Data to use —
——————————
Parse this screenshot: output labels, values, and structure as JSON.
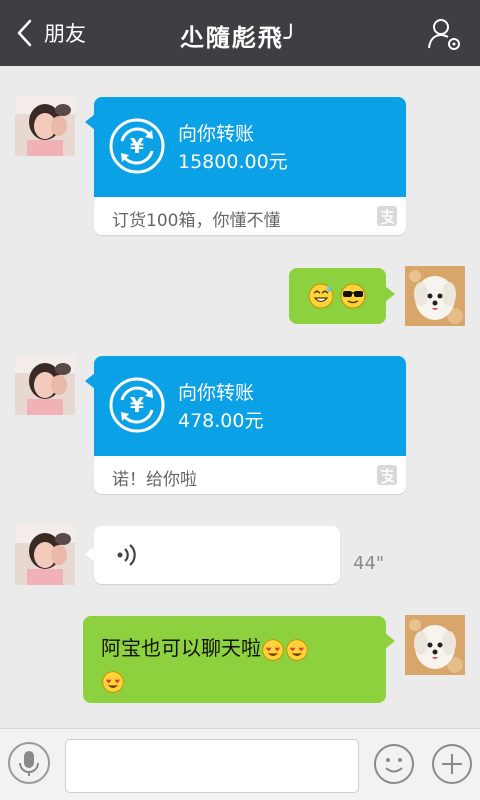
{
  "header": {
    "back_label": "朋友",
    "title": "尐隨彪飛╯"
  },
  "messages": [
    {
      "type": "transfer",
      "from": "friend",
      "label": "向你转账",
      "amount": "15800.00元",
      "note": "订货100箱，你懂不懂"
    },
    {
      "type": "emoji",
      "from": "me",
      "emojis": [
        "laughing-sweat-emoji",
        "sunglasses-emoji"
      ]
    },
    {
      "type": "transfer",
      "from": "friend",
      "label": "向你转账",
      "amount": "478.00元",
      "note": "诺！给你啦"
    },
    {
      "type": "voice",
      "from": "friend",
      "duration": "44\""
    },
    {
      "type": "text",
      "from": "me",
      "text": "阿宝也可以聊天啦",
      "emojis": [
        "heart-eyes-emoji",
        "heart-eyes-emoji",
        "heart-eyes-emoji"
      ]
    }
  ],
  "colors": {
    "header_bg": "#3e3e43",
    "chat_bg": "#ebebeb",
    "transfer_blue": "#0ba1e6",
    "my_bubble_green": "#8ed13f"
  },
  "icons": [
    "back-arrow-icon",
    "profile-settings-icon",
    "currency-exchange-icon",
    "alipay-icon",
    "voice-waves-icon",
    "microphone-icon",
    "emoji-face-icon",
    "plus-icon"
  ]
}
——————————
What the exercise asks —
Pictures are to be left out; all else in the entries above is to be quoted exactly.

Expected output —
Parse this screenshot: output labels, values, and structure as JSON.
{
  "header": {
    "back_label": "朋友",
    "title": "尐隨彪飛╯"
  },
  "messages": [
    {
      "type": "transfer",
      "from": "friend",
      "label": "向你转账",
      "amount": "15800.00元",
      "note": "订货100箱，你懂不懂"
    },
    {
      "type": "emoji",
      "from": "me",
      "emojis": [
        "laughing-sweat-emoji",
        "sunglasses-emoji"
      ]
    },
    {
      "type": "transfer",
      "from": "friend",
      "label": "向你转账",
      "amount": "478.00元",
      "note": "诺！给你啦"
    },
    {
      "type": "voice",
      "from": "friend",
      "duration": "44\""
    },
    {
      "type": "text",
      "from": "me",
      "text": "阿宝也可以聊天啦",
      "emojis": [
        "heart-eyes-emoji",
        "heart-eyes-emoji",
        "heart-eyes-emoji"
      ]
    }
  ],
  "colors": {
    "header_bg": "#3e3e43",
    "chat_bg": "#ebebeb",
    "transfer_blue": "#0ba1e6",
    "my_bubble_green": "#8ed13f"
  },
  "icons": [
    "back-arrow-icon",
    "profile-settings-icon",
    "currency-exchange-icon",
    "alipay-icon",
    "voice-waves-icon",
    "microphone-icon",
    "emoji-face-icon",
    "plus-icon"
  ]
}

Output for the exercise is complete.